**CHALLENGE:** The entries are to be returned exactly, with images left out.

**INFORMATION SHOWN:**
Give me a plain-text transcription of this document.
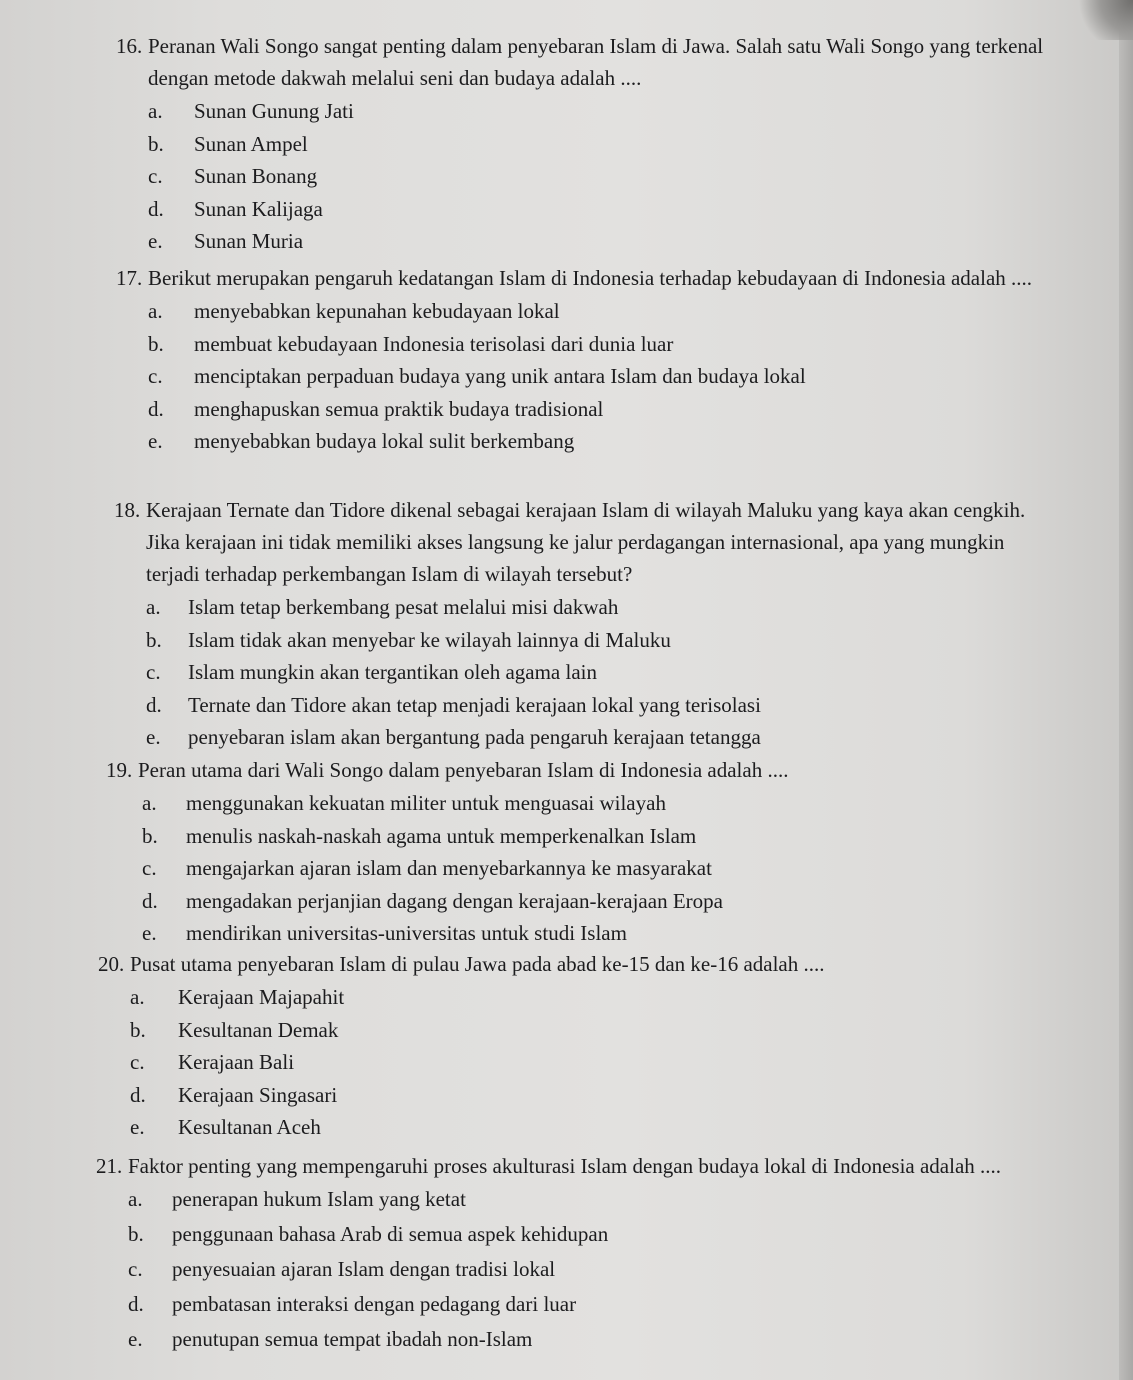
16. Peranan Wali Songo sangat penting dalam penyebaran Islam di Jawa. Salah satu Wali Songo yang terkenal dengan metode dakwah melalui seni dan budaya adalah ....
a.	Sunan Gunung Jati
b.	Sunan Ampel
c.	Sunan Bonang
d.	Sunan Kalijaga
e.	Sunan Muria
17. Berikut merupakan pengaruh kedatangan Islam di Indonesia terhadap kebudayaan di Indonesia adalah ....
a.	menyebabkan kepunahan kebudayaan lokal
b.	membuat kebudayaan Indonesia terisolasi dari dunia luar
c.	menciptakan perpaduan budaya yang unik antara Islam dan budaya lokal
d.	menghapuskan semua praktik budaya tradisional
e.	menyebabkan budaya lokal sulit berkembang
18. Kerajaan Ternate dan Tidore dikenal sebagai kerajaan Islam di wilayah Maluku yang kaya akan cengkih. Jika kerajaan ini tidak memiliki akses langsung ke jalur perdagangan internasional, apa yang mungkin terjadi terhadap perkembangan Islam di wilayah tersebut?
a.	Islam tetap berkembang pesat melalui misi dakwah
b.	Islam tidak akan menyebar ke wilayah lainnya di Maluku
c.	Islam mungkin akan tergantikan oleh agama lain
d.	Ternate dan Tidore akan tetap menjadi kerajaan lokal yang terisolasi
e.	penyebaran islam akan bergantung pada pengaruh kerajaan tetangga
19. Peran utama dari Wali Songo dalam penyebaran Islam di Indonesia adalah ....
a.	menggunakan kekuatan militer untuk menguasai wilayah
b.	menulis naskah-naskah agama untuk memperkenalkan Islam
c.	mengajarkan ajaran islam dan menyebarkannya ke masyarakat
d.	mengadakan perjanjian dagang dengan kerajaan-kerajaan Eropa
e.	mendirikan universitas-universitas untuk studi Islam
20. Pusat utama penyebaran Islam di pulau Jawa pada abad ke-15 dan ke-16 adalah ....
a.	Kerajaan Majapahit
b.	Kesultanan Demak
c.	Kerajaan Bali
d.	Kerajaan Singasari
e.	Kesultanan Aceh
21. Faktor penting yang mempengaruhi proses akulturasi Islam dengan budaya lokal di Indonesia adalah ....
a.	penerapan hukum Islam yang ketat
b.	penggunaan bahasa Arab di semua aspek kehidupan
c.	penyesuaian ajaran Islam dengan tradisi lokal
d.	pembatasan interaksi dengan pedagang dari luar
e.	penutupan semua tempat ibadah non-Islam
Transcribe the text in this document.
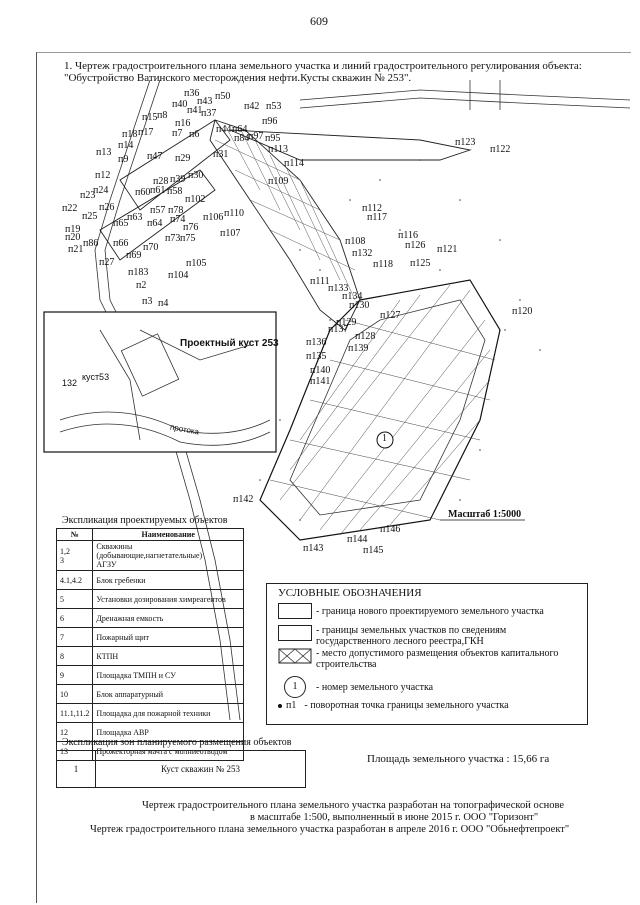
609
1. Чертеж градостроительного плана земельного участка и линий градостроительного регулирования объекта:
"Обустройство Ватинского месторождения нефти.Кусты скважин № 253".
п36
п43 п50
п42 п53
п40
п41
п37
п96
п15 п8
п16
п44 п64
п18 п17 п7 п6	п84
п97 п95
п14	п113
п13
п9 п47 п29 п31
п114
п12
п28 п39 п30
п109
п23
п24	п61
п60 п58
п102
п22 п26
п25	п63
п65
п57 п78	п110
п19
п20
п21
п86
п64 п74
п76
п106
п107
п27
п66
п69
п70
п73 п75
п105
п183 п104
п2
п3 п4
п123
п122
п117
п112
п116
п108	п126 п121
п132
п118 п125
п111
п133
п134
п130
п127	п120
п129
п137
п128
п136
п139
п135
п140
п141
п142
п146
п144
п143	п145
Проектный куст 253
куст53
132
протока
1
Масштаб 1:5000
Экспликация проектируемых объектов
№	Наименование
1,2
3	Скважины (добывающие,нагнетательные)
АГЗУ
4.1,4.2	Блок гребенки
5	Установки дозирования химреагентов
6	Дренажная емкость
7	Пожарный щит
8	КТПН
9	Площадка ТМПН и СУ
10	Блок аппаратурный
11.1,11.2	Площадка для пожарной техники
12	Площадка АВР
13	Прожекторная мачта с молниеотводом
УСЛОВНЫЕ ОБОЗНАЧЕНИЯ
- граница нового проектируемого земельного участка
- границы земельных участков по сведениям государственного лесного реестра,ГКН
- место допустимого размещения объектов капитального строительства
1	- номер земельного участка
п1 - поворотная точка границы земельного участка
Экспликация зон планируемого размещения объектов
1	Куст скважин № 253
Площадь земельного участка : 15,66 га
Чертеж градостроительного плана земельного участка разработан на топографической основе
в масштабе 1:500, выполненный в июне 2015 г. ООО "Горизонт"
Чертеж градостроительного плана земельного участка разработан в апреле 2016 г. ООО "Обьнефтепроект"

**RESULT OF THE EXERCISE:**
Give me a plain-text transcription of this document.
16. Peranan Wali Songo sangat penting dalam penyebaran Islam di Jawa. Salah satu Wali Songo yang terkenal dengan metode dakwah melalui seni dan budaya adalah ....
a.	Sunan Gunung Jati
b.	Sunan Ampel
c.	Sunan Bonang
d.	Sunan Kalijaga
e.	Sunan Muria
17. Berikut merupakan pengaruh kedatangan Islam di Indonesia terhadap kebudayaan di Indonesia adalah ....
a.	menyebabkan kepunahan kebudayaan lokal
b.	membuat kebudayaan Indonesia terisolasi dari dunia luar
c.	menciptakan perpaduan budaya yang unik antara Islam dan budaya lokal
d.	menghapuskan semua praktik budaya tradisional
e.	menyebabkan budaya lokal sulit berkembang
18. Kerajaan Ternate dan Tidore dikenal sebagai kerajaan Islam di wilayah Maluku yang kaya akan cengkih. Jika kerajaan ini tidak memiliki akses langsung ke jalur perdagangan internasional, apa yang mungkin terjadi terhadap perkembangan Islam di wilayah tersebut?
a.	Islam tetap berkembang pesat melalui misi dakwah
b.	Islam tidak akan menyebar ke wilayah lainnya di Maluku
c.	Islam mungkin akan tergantikan oleh agama lain
d.	Ternate dan Tidore akan tetap menjadi kerajaan lokal yang terisolasi
e.	penyebaran islam akan bergantung pada pengaruh kerajaan tetangga
19. Peran utama dari Wali Songo dalam penyebaran Islam di Indonesia adalah ....
a.	menggunakan kekuatan militer untuk menguasai wilayah
b.	menulis naskah-naskah agama untuk memperkenalkan Islam
c.	mengajarkan ajaran islam dan menyebarkannya ke masyarakat
d.	mengadakan perjanjian dagang dengan kerajaan-kerajaan Eropa
e.	mendirikan universitas-universitas untuk studi Islam
20. Pusat utama penyebaran Islam di pulau Jawa pada abad ke-15 dan ke-16 adalah ....
a.	Kerajaan Majapahit
b.	Kesultanan Demak
c.	Kerajaan Bali
d.	Kerajaan Singasari
e.	Kesultanan Aceh
21. Faktor penting yang mempengaruhi proses akulturasi Islam dengan budaya lokal di Indonesia adalah ....
a.	penerapan hukum Islam yang ketat
b.	penggunaan bahasa Arab di semua aspek kehidupan
c.	penyesuaian ajaran Islam dengan tradisi lokal
d.	pembatasan interaksi dengan pedagang dari luar
e.	penutupan semua tempat ibadah non-Islam
Transcribe the text in this document.
609
1. Чертеж градостроительного плана земельного участка и линий градостроительного регулирования объекта:
"Обустройство Ватинского месторождения нефти.Кусты скважин № 253".
п36
п43 п50
п42 п53
п40
п41
п37
п96
п15 п8
п16
п44 п64
п18 п17 п7 п6	п84
п97 п95
п14	п113
п13
п9 п47 п29 п31
п114
п12
п28 п39 п30
п109
п23
п24	п61
п60 п58
п102
п22 п26
п25	п63
п65
п57 п78	п110
п19
п20
п21
п86
п64 п74
п76
п106
п107
п27
п66
п69
п70
п73 п75
п105
п183 п104
п2
п3 п4
п123
п122
п117
п112
п116
п108	п126 п121
п132
п118 п125
п111
п133
п134
п130
п127	п120
п129
п137
п128
п136
п139
п135
п140
п141
п142
п146
п144
п143	п145
Проектный куст 253
куст53
132
протока
1
Масштаб 1:5000
Экспликация проектируемых объектов
№	Наименование
1,2
3	Скважины (добывающие,нагнетательные)
АГЗУ
4.1,4.2	Блок гребенки
5	Установки дозирования химреагентов
6	Дренажная емкость
7	Пожарный щит
8	КТПН
9	Площадка ТМПН и СУ
10	Блок аппаратурный
11.1,11.2	Площадка для пожарной техники
12	Площадка АВР
13	Прожекторная мачта с молниеотводом
УСЛОВНЫЕ ОБОЗНАЧЕНИЯ
- граница нового проектируемого земельного участка
- границы земельных участков по сведениям государственного лесного реестра,ГКН
- место допустимого размещения объектов капитального строительства
1	- номер земельного участка
п1 - поворотная точка границы земельного участка
Экспликация зон планируемого размещения объектов
1	Куст скважин № 253
Площадь земельного участка : 15,66 га
Чертеж градостроительного плана земельного участка разработан на топографической основе
в масштабе 1:500, выполненный в июне 2015 г. ООО "Горизонт"
Чертеж градостроительного плана земельного участка разработан в апреле 2016 г. ООО "Обьнефтепроект"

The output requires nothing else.